— Start of Exercise data —

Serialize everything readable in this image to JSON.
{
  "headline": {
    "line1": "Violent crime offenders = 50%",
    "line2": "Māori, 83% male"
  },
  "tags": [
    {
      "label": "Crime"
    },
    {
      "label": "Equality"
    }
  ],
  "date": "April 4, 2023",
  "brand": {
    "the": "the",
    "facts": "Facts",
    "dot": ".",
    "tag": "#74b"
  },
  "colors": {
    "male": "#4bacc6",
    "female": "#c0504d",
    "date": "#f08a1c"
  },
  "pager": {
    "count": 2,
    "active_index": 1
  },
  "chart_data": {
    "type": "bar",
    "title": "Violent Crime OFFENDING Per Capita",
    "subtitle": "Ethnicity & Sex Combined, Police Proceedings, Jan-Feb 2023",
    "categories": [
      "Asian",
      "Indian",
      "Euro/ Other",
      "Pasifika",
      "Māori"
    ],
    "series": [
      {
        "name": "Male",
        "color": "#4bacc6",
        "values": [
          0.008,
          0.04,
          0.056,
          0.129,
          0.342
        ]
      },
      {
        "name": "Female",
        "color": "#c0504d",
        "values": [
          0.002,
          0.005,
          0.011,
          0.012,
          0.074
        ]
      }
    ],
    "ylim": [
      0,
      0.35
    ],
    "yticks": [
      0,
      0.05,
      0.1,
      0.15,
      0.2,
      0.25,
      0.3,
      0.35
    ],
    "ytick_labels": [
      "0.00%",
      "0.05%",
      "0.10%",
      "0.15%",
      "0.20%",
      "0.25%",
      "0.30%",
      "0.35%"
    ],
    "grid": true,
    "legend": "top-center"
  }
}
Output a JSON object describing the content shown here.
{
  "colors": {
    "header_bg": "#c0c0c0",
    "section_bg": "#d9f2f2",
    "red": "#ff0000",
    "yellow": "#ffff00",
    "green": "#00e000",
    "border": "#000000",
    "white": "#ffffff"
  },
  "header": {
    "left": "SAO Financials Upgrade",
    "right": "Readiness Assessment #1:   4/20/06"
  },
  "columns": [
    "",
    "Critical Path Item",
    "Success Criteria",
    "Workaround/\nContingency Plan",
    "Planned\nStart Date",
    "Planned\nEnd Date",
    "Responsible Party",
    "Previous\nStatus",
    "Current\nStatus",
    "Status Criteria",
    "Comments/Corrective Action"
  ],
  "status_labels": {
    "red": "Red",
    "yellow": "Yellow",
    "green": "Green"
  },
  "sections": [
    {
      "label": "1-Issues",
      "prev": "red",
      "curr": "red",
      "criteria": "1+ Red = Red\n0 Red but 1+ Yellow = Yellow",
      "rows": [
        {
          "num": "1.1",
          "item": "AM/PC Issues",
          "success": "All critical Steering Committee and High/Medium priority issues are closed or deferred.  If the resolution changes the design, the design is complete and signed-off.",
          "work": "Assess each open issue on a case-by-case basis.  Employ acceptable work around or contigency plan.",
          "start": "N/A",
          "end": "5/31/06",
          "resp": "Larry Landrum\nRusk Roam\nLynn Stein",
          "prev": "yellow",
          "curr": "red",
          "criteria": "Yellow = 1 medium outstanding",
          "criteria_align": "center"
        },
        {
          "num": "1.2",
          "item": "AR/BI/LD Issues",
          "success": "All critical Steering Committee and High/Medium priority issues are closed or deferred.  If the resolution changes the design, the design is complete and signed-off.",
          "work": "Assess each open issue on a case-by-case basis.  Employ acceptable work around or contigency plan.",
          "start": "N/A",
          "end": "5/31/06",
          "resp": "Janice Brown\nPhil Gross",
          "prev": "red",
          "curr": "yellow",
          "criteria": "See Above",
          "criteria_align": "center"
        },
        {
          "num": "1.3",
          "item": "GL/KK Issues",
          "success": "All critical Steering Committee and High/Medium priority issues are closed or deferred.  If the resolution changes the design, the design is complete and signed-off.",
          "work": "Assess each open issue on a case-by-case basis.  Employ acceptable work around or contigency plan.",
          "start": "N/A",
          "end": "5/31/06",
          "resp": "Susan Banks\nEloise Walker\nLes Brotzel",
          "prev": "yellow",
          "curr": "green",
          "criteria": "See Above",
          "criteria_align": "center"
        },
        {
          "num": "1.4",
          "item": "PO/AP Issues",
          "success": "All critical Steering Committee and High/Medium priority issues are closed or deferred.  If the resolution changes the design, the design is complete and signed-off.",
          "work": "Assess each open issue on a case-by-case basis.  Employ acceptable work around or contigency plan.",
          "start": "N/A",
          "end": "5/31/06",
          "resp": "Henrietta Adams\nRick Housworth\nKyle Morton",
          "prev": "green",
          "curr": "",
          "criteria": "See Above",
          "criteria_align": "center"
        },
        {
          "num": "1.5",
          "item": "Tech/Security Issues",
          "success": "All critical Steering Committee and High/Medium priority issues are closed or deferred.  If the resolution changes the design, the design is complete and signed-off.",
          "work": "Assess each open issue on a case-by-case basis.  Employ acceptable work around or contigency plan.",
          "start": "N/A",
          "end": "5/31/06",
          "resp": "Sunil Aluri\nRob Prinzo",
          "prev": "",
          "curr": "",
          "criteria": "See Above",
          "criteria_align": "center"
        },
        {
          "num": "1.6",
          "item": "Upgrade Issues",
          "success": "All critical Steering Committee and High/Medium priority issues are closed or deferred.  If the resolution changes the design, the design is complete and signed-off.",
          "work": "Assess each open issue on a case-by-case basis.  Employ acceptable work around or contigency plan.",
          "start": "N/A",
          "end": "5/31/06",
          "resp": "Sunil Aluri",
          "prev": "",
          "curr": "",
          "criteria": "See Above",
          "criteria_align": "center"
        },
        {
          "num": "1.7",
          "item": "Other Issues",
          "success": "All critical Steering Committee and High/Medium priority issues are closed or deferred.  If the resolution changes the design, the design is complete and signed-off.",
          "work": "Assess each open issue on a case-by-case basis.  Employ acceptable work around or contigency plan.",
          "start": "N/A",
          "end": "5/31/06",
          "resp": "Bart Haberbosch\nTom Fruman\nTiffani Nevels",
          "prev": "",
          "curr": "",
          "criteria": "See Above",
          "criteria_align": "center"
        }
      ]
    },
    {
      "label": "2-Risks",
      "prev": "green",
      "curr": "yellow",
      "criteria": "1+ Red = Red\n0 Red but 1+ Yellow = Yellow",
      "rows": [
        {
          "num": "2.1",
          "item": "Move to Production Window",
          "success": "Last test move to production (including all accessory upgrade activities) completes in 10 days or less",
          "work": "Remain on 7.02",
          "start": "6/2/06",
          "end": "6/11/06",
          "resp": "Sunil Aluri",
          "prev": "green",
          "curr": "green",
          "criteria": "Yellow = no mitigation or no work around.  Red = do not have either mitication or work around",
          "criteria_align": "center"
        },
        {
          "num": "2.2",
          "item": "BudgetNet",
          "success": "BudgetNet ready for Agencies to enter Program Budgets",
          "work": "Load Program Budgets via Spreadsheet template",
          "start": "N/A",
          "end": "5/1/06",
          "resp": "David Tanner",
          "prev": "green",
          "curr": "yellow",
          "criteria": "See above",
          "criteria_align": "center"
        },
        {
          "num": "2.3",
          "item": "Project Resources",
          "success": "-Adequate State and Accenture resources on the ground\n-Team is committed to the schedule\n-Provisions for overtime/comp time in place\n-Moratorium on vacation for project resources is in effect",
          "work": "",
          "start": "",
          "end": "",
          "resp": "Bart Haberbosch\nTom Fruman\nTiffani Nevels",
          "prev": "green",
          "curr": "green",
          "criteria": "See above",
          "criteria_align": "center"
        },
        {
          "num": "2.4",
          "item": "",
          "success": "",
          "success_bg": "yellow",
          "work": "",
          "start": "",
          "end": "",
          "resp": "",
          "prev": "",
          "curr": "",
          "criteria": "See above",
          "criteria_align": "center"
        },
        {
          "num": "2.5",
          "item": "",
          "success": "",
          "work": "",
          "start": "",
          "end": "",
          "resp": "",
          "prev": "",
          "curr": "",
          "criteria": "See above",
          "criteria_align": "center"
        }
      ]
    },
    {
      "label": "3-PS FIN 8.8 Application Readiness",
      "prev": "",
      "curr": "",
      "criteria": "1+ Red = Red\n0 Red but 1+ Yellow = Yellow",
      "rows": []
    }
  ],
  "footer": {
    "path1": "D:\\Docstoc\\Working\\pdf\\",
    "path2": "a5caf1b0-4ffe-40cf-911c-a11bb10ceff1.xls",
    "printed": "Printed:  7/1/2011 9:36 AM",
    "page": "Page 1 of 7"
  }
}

— End of Exercise data —

- Given problem -
Display every line of the listing that contains the string "Budgets".

- Exercise output -
          "success": "BudgetNet ready for Agencies to enter Program Budgets",
          "work": "Load Program Budgets via Spreadsheet template",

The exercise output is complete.